◆ Tasks to carry out
1 – Translate this sentence from the responsible-use passage into Spanish: "A team decides to start using Claude broadly instead of a few individuals experimenting on their own."
2 – Return the portion of the responsible-use passage starting with "- Name a point" and going on through "or financial summaries.", unchanged.

◆ Provided passage
>>>

Related: Anthropic's Usage Policies: What Claude Won't Do - the full reference list of restricted categories.
6. Choosing a model that matches the stakes of the task
A quick internal summary and a client-facing legal-adjacent explanation are not the same kind of task.
- Claude Haiku 4.5 is fastest and cheapest, well suited to low-stakes, high-volume tasks like drafting a quick internal note.
- Claude Sonnet 5 is the current default for Free and Pro users and handles most everyday work well.
- Claude Opus 4.8 and Claude Fable 5 are built for deeper reasoning and higher-stakes work, where extra care in reasoning reduces (though never eliminates) the risk of a careless mistake.
- Matching model tier to task stakes is itself a responsible-use habit, not just a cost decision.
7. Knowing where to send a genuine safety concern
Claude produces something that seems actually harmful, not just wrong - maybe biased, unsafe, or clearly policy-violating.
- Anthropic provides feedback and reporting channels specifically for this kind of output, separate from a simple "that answer was wrong" correction.
- Flagging it does two things: it documents the issue for your own team's record, and it gives Anthropic a real signal that can inform future training and policy updates.
- Save or screenshot the exchange before reporting it, since the conversation may not stay easily accessible afterward.
- Knowing this path exists before you need it means you won't be scrambling to find it in the moment.
Related: Reporting and Handling a Claude Safety Concern at Work - a full walkthrough of this process.
Intermediate Examples
8. Setting a team guideline before wide rollout
A team decides to start using Claude broadly instead of a few individuals experimenting on their own.
- Write down, in plain language, what Claude is approved for (drafting, summarizing, brainstorming) and what it isn't (final legal language, unverified client-facing numbers, decisions with compliance implications).
- Include a short, explicit rule about sensitive data: what categories of information may never be pasted into a chat.
- Name a point of contact or channel for questions and for reporting a concerning output, so individuals aren't guessing.
- Revisit the guideline periodically - both the model lineup and the usage policies can change, and a guideline written once tends to go stale.
Related: A Responsible-Use Checklist for Teams Adopting Claude - a ready-made checklist for this exact rollout.
9. Building a verification habit for high-stakes outputs
A team starts routinely using Claude to draft first passes of client communications, internal policies, or financial summaries.
- Establish a simple rule: nothing Claude drafts goes out the door without a named human reviewing the specific facts, figures, and claims in it.

<<<

◆ Material shown

>>>

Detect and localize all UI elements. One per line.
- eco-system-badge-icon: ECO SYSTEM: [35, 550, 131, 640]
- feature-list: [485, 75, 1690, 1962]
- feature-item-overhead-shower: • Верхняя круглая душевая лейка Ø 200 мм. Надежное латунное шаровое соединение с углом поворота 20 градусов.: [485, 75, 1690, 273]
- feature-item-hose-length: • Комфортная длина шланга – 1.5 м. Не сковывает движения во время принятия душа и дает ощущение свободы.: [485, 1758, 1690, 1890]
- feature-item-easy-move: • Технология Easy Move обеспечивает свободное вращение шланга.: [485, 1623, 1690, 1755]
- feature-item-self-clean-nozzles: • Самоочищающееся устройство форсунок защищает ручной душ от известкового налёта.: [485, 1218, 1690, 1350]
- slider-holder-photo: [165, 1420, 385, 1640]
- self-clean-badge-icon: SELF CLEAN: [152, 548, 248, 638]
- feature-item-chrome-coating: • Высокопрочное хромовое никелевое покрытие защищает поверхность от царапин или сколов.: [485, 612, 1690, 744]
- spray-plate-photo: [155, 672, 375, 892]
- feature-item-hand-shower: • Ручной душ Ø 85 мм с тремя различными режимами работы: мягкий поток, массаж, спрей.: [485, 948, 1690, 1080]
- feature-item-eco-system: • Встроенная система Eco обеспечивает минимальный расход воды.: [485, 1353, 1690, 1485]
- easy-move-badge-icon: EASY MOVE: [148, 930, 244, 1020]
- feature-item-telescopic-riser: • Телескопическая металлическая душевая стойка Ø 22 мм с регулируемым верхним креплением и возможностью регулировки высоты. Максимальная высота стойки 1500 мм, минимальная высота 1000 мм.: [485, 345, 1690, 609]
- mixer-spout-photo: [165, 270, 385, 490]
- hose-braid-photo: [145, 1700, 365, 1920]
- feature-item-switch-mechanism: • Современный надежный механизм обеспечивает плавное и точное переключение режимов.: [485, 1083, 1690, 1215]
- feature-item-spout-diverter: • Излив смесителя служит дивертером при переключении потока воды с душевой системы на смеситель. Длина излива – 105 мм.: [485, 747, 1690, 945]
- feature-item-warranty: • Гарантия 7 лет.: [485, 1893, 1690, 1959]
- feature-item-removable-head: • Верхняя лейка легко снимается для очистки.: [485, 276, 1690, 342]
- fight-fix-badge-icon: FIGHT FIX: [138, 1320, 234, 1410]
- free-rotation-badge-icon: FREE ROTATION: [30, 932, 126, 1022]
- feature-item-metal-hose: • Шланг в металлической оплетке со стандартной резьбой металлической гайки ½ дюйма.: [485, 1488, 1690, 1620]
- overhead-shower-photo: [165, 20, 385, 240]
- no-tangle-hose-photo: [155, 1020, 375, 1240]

<<<

◆ Answers to each task
1 – Un equipo decide empezar a usar Claude de forma generalizada en lugar de que unas pocas personas experimenten por su cuenta.

2 –
- Name a point of contact or channel for questions and for reporting a concerning output, so individuals aren't guessing.
- Revisit the guideline periodically - both the model lineup and the usage policies can change, and a guideline written once tends to go stale.
Related: A Responsible-Use Checklist for Teams Adopting Claude - a ready-made checklist for this exact rollout.
9. Building a verification habit for high-stakes outputs
A team starts routinely using Claude to draft first passes of client communications, internal policies, or financial summaries.